**EXERCISE**
Read through the data and report every line in which the word "Computer" occurs.

========

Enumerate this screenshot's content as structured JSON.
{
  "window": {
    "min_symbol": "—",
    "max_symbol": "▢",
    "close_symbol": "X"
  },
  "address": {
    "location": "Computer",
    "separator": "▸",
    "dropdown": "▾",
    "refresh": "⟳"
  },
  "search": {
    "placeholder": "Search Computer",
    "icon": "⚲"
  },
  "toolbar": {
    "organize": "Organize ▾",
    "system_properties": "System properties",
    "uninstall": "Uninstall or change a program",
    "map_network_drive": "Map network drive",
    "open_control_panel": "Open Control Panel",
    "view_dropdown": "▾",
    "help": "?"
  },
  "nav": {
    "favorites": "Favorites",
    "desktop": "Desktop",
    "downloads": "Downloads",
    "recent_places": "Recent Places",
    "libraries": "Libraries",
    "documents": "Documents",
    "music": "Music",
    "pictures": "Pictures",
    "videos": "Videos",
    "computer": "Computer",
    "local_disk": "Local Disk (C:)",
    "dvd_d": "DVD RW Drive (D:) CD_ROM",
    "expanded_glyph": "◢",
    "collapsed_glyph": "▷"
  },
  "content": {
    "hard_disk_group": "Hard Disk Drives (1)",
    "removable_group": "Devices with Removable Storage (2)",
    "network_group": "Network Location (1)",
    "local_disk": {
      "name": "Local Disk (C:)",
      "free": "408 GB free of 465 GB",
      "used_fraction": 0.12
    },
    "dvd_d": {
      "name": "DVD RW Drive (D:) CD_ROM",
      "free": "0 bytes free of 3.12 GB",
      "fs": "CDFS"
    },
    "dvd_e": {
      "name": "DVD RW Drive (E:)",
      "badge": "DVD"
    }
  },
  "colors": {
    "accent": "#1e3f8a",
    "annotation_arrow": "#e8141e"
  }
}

========

**IN RESPONSE**
    "location": "Computer",
    "placeholder": "Search Computer",
    "computer": "Computer",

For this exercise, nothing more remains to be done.